▸ **PROBLEM**:
Tally up how many lines in the listing below contain the string "text", and give only the total.

Dataset excerpt:

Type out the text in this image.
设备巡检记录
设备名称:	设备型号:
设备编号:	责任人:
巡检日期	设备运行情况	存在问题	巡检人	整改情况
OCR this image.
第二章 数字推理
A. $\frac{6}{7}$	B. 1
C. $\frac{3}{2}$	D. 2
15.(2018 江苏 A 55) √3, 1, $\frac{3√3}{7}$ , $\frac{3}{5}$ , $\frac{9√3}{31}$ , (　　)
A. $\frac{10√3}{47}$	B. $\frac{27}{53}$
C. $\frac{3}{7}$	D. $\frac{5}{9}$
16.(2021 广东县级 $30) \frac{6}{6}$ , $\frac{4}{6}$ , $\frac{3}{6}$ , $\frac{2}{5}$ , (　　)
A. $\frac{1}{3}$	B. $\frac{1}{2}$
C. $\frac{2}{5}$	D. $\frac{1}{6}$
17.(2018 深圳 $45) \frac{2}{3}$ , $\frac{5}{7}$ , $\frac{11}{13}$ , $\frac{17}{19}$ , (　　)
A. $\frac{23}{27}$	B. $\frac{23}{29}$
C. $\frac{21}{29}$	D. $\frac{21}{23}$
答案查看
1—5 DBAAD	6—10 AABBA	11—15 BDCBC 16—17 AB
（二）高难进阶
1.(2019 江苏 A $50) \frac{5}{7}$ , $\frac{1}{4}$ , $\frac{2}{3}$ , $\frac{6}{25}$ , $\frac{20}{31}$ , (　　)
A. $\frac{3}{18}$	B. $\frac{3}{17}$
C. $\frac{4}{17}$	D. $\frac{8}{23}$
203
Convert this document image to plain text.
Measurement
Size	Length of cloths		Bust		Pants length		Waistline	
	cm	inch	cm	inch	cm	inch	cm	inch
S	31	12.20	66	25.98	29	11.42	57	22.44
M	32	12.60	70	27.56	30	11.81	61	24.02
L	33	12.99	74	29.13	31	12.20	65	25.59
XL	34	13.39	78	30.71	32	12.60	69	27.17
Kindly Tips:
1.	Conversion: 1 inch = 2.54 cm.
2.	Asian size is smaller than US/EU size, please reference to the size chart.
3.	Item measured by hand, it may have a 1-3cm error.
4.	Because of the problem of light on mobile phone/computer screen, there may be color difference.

▸ **SOLUTION FOR THIS PROBLEM**:
2